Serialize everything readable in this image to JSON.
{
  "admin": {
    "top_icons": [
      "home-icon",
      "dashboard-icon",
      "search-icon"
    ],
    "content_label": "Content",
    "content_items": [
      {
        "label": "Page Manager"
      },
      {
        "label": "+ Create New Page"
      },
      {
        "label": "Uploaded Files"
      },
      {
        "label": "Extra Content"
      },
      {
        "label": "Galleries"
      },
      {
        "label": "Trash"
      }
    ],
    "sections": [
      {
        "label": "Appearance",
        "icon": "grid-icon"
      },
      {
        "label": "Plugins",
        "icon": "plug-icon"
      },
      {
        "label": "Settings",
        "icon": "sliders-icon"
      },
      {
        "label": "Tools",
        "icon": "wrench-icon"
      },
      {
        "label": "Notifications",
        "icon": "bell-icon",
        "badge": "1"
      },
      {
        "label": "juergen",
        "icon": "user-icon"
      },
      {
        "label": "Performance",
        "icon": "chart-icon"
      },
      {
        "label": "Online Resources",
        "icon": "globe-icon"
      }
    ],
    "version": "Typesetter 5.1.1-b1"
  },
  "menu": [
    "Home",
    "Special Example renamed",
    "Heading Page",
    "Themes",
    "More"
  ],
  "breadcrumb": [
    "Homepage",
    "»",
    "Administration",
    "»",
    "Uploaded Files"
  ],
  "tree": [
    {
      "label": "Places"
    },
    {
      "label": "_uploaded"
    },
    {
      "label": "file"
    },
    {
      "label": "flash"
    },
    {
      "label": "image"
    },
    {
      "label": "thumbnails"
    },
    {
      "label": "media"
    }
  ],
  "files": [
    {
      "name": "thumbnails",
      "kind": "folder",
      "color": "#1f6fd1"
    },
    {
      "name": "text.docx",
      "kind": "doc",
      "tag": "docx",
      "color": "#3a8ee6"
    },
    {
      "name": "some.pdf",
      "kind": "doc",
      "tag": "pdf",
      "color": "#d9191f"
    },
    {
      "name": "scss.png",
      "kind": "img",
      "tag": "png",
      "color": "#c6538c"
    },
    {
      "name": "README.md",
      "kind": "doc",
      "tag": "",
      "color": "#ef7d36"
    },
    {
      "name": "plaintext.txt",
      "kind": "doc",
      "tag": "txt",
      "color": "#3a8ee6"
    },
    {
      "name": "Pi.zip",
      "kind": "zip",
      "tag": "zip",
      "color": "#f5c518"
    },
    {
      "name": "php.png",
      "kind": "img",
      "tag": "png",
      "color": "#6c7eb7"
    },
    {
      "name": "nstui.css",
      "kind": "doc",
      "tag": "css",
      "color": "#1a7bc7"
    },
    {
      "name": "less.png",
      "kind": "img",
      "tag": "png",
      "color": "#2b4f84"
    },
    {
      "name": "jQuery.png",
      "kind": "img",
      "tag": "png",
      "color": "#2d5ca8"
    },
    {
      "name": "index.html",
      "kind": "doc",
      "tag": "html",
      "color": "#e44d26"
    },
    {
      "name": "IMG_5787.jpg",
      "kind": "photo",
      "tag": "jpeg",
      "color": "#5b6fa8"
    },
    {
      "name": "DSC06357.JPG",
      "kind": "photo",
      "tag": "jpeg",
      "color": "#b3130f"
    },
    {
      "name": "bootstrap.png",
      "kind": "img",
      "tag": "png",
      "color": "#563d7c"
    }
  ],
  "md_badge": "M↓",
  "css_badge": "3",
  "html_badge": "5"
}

:::

> **WORK TO COMPLETE**
Return the material in full, exactly as shown.

> **OUTPUT FOR THIS EXERCISE**
Serialize everything readable in this image to JSON.
{
  "admin": {
    "top_icons": [
      "home-icon",
      "dashboard-icon",
      "search-icon"
    ],
    "content_label": "Content",
    "content_items": [
      {
        "label": "Page Manager"
      },
      {
        "label": "+ Create New Page"
      },
      {
        "label": "Uploaded Files"
      },
      {
        "label": "Extra Content"
      },
      {
        "label": "Galleries"
      },
      {
        "label": "Trash"
      }
    ],
    "sections": [
      {
        "label": "Appearance",
        "icon": "grid-icon"
      },
      {
        "label": "Plugins",
        "icon": "plug-icon"
      },
      {
        "label": "Settings",
        "icon": "sliders-icon"
      },
      {
        "label": "Tools",
        "icon": "wrench-icon"
      },
      {
        "label": "Notifications",
        "icon": "bell-icon",
        "badge": "1"
      },
      {
        "label": "juergen",
        "icon": "user-icon"
      },
      {
        "label": "Performance",
        "icon": "chart-icon"
      },
      {
        "label": "Online Resources",
        "icon": "globe-icon"
      }
    ],
    "version": "Typesetter 5.1.1-b1"
  },
  "menu": [
    "Home",
    "Special Example renamed",
    "Heading Page",
    "Themes",
    "More"
  ],
  "breadcrumb": [
    "Homepage",
    "»",
    "Administration",
    "»",
    "Uploaded Files"
  ],
  "tree": [
    {
      "label": "Places"
    },
    {
      "label": "_uploaded"
    },
    {
      "label": "file"
    },
    {
      "label": "flash"
    },
    {
      "label": "image"
    },
    {
      "label": "thumbnails"
    },
    {
      "label": "media"
    }
  ],
  "files": [
    {
      "name": "thumbnails",
      "kind": "folder",
      "color": "#1f6fd1"
    },
    {
      "name": "text.docx",
      "kind": "doc",
      "tag": "docx",
      "color": "#3a8ee6"
    },
    {
      "name": "some.pdf",
      "kind": "doc",
      "tag": "pdf",
      "color": "#d9191f"
    },
    {
      "name": "scss.png",
      "kind": "img",
      "tag": "png",
      "color": "#c6538c"
    },
    {
      "name": "README.md",
      "kind": "doc",
      "tag": "",
      "color": "#ef7d36"
    },
    {
      "name": "plaintext.txt",
      "kind": "doc",
      "tag": "txt",
      "color": "#3a8ee6"
    },
    {
      "name": "Pi.zip",
      "kind": "zip",
      "tag": "zip",
      "color": "#f5c518"
    },
    {
      "name": "php.png",
      "kind": "img",
      "tag": "png",
      "color": "#6c7eb7"
    },
    {
      "name": "nstui.css",
      "kind": "doc",
      "tag": "css",
      "color": "#1a7bc7"
    },
    {
      "name": "less.png",
      "kind": "img",
      "tag": "png",
      "color": "#2b4f84"
    },
    {
      "name": "jQuery.png",
      "kind": "img",
      "tag": "png",
      "color": "#2d5ca8"
    },
    {
      "name": "index.html",
      "kind": "doc",
      "tag": "html",
      "color": "#e44d26"
    },
    {
      "name": "IMG_5787.jpg",
      "kind": "photo",
      "tag": "jpeg",
      "color": "#5b6fa8"
    },
    {
      "name": "DSC06357.JPG",
      "kind": "photo",
      "tag": "jpeg",
      "color": "#b3130f"
    },
    {
      "name": "bootstrap.png",
      "kind": "img",
      "tag": "png",
      "color": "#563d7c"
    }
  ],
  "md_badge": "M↓",
  "css_badge": "3",
  "html_badge": "5"
}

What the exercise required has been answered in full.